begin INPUT
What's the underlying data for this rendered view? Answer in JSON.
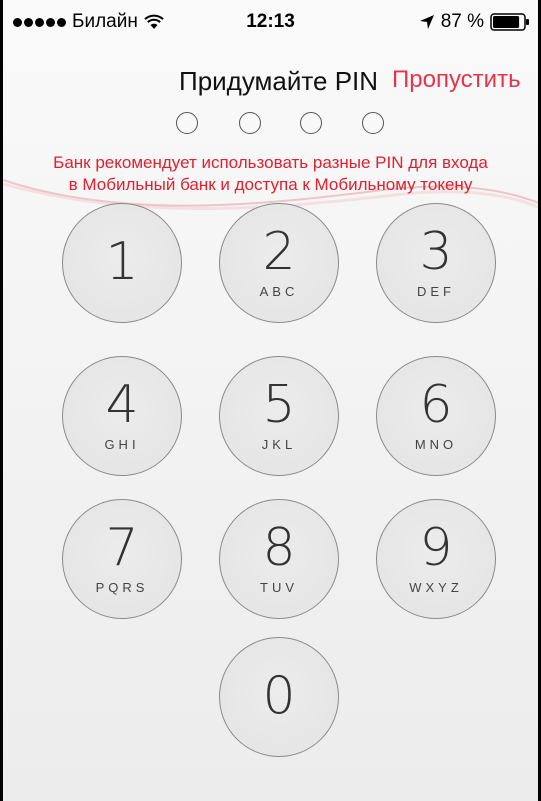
{
  "status_bar": {
    "carrier": "Билайн",
    "time": "12:13",
    "battery_percent": "87 %",
    "battery_level": 0.87
  },
  "header": {
    "title": "Придумайте PIN",
    "skip_label": "Пропустить"
  },
  "pin": {
    "length": 4,
    "entered": 0
  },
  "hint": {
    "line1": "Банк рекомендует использовать разные PIN для входа",
    "line2": "в Мобильный банк и доступа к Мобильному токену"
  },
  "colors": {
    "accent": "#e8334a",
    "hint": "#e0202e"
  },
  "keypad": [
    {
      "digit": "1",
      "letters": ""
    },
    {
      "digit": "2",
      "letters": "ABC"
    },
    {
      "digit": "3",
      "letters": "DEF"
    },
    {
      "digit": "4",
      "letters": "GHI"
    },
    {
      "digit": "5",
      "letters": "JKL"
    },
    {
      "digit": "6",
      "letters": "MNO"
    },
    {
      "digit": "7",
      "letters": "PQRS"
    },
    {
      "digit": "8",
      "letters": "TUV"
    },
    {
      "digit": "9",
      "letters": "WXYZ"
    },
    {
      "digit": "0",
      "letters": ""
    }
  ]
}
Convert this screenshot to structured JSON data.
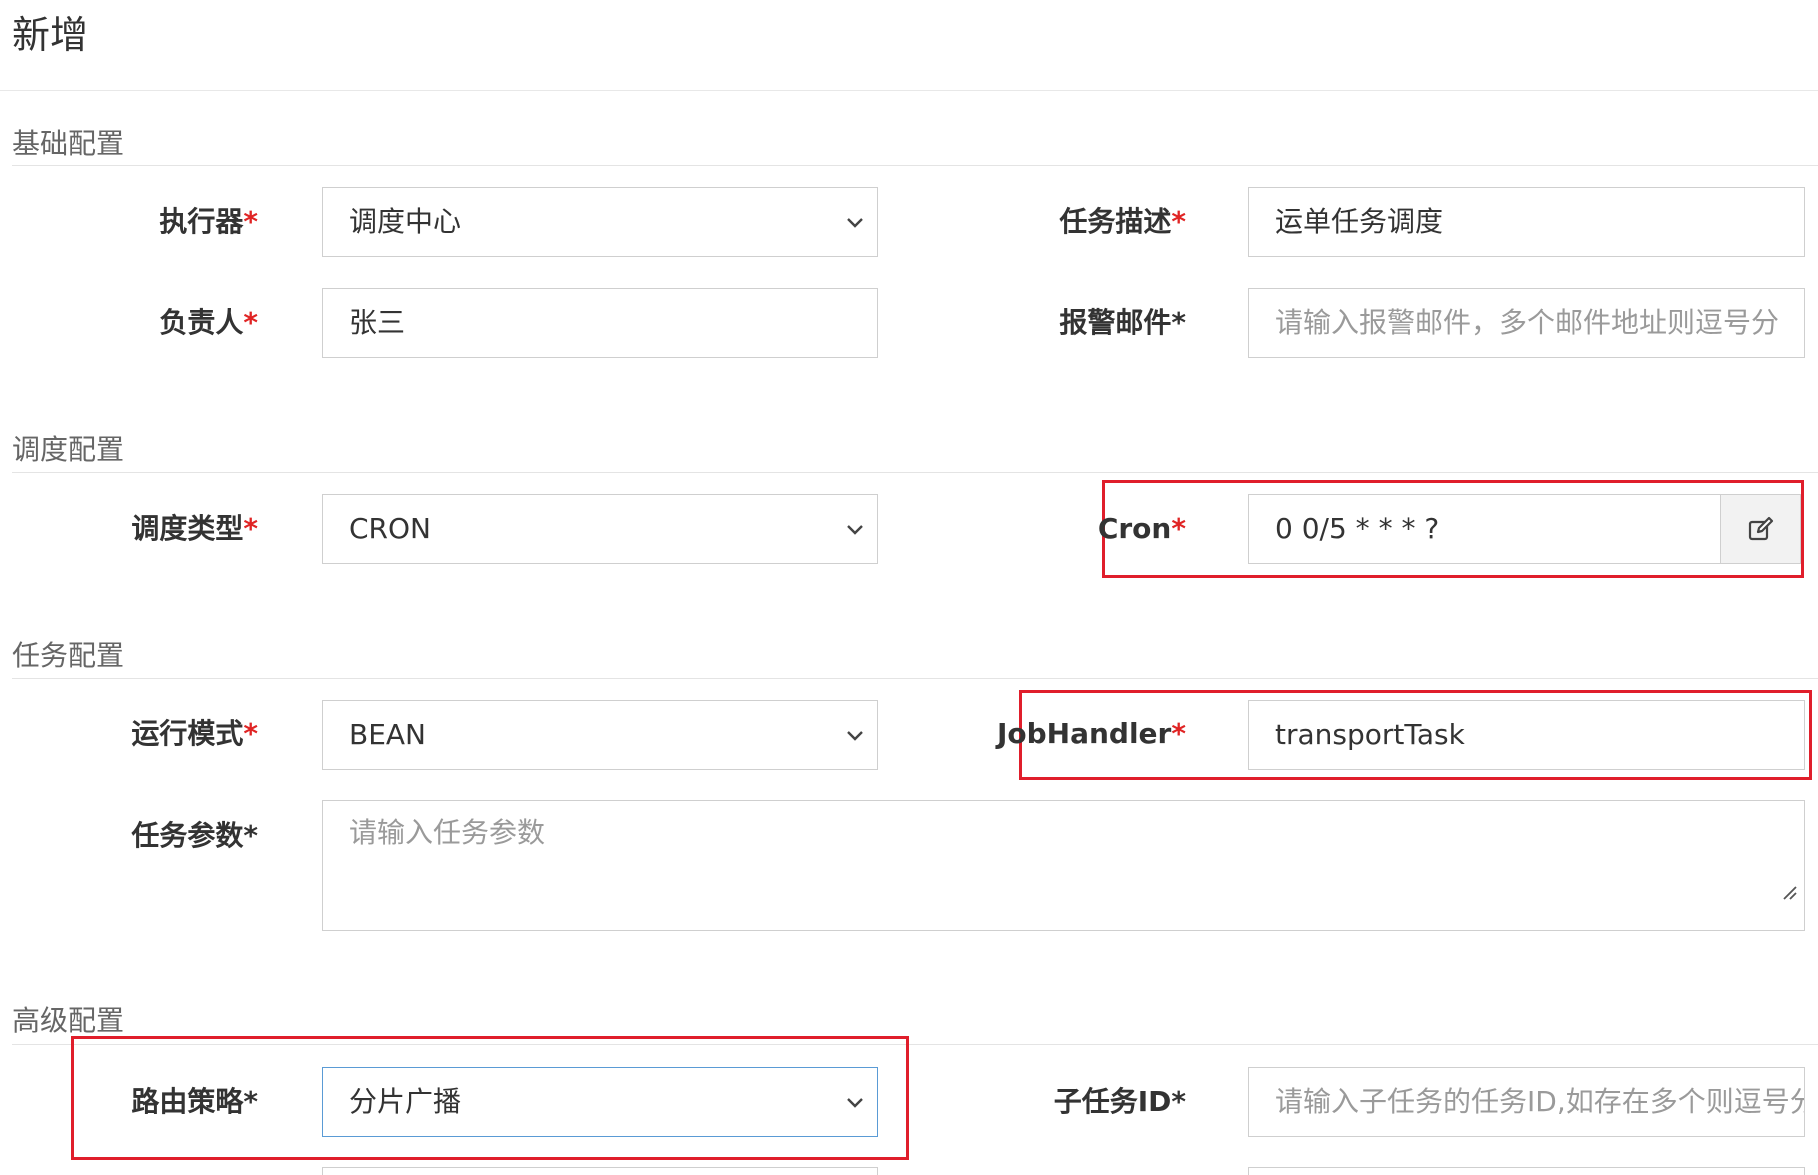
end INPUT
**AIM:** Omit every picture, then repeat the remaining data exactly as it appears above.

**SOLVED PROBLEM:**
What's the underlying data for this rendered view? Answer in JSON.
{
  "status_bar": {
    "carrier": "Билайн",
    "time": "12:13",
    "battery_percent": "87 %",
    "battery_level": 0.87
  },
  "header": {
    "title": "Придумайте PIN",
    "skip_label": "Пропустить"
  },
  "pin": {
    "length": 4,
    "entered": 0
  },
  "hint": {
    "line1": "Банк рекомендует использовать разные PIN для входа",
    "line2": "в Мобильный банк и доступа к Мобильному токену"
  },
  "colors": {
    "accent": "#e8334a",
    "hint": "#e0202e"
  },
  "keypad": [
    {
      "digit": "1",
      "letters": ""
    },
    {
      "digit": "2",
      "letters": "ABC"
    },
    {
      "digit": "3",
      "letters": "DEF"
    },
    {
      "digit": "4",
      "letters": "GHI"
    },
    {
      "digit": "5",
      "letters": "JKL"
    },
    {
      "digit": "6",
      "letters": "MNO"
    },
    {
      "digit": "7",
      "letters": "PQRS"
    },
    {
      "digit": "8",
      "letters": "TUV"
    },
    {
      "digit": "9",
      "letters": "WXYZ"
    },
    {
      "digit": "0",
      "letters": ""
    }
  ]
}
Convert this screenshot to structured JSON data.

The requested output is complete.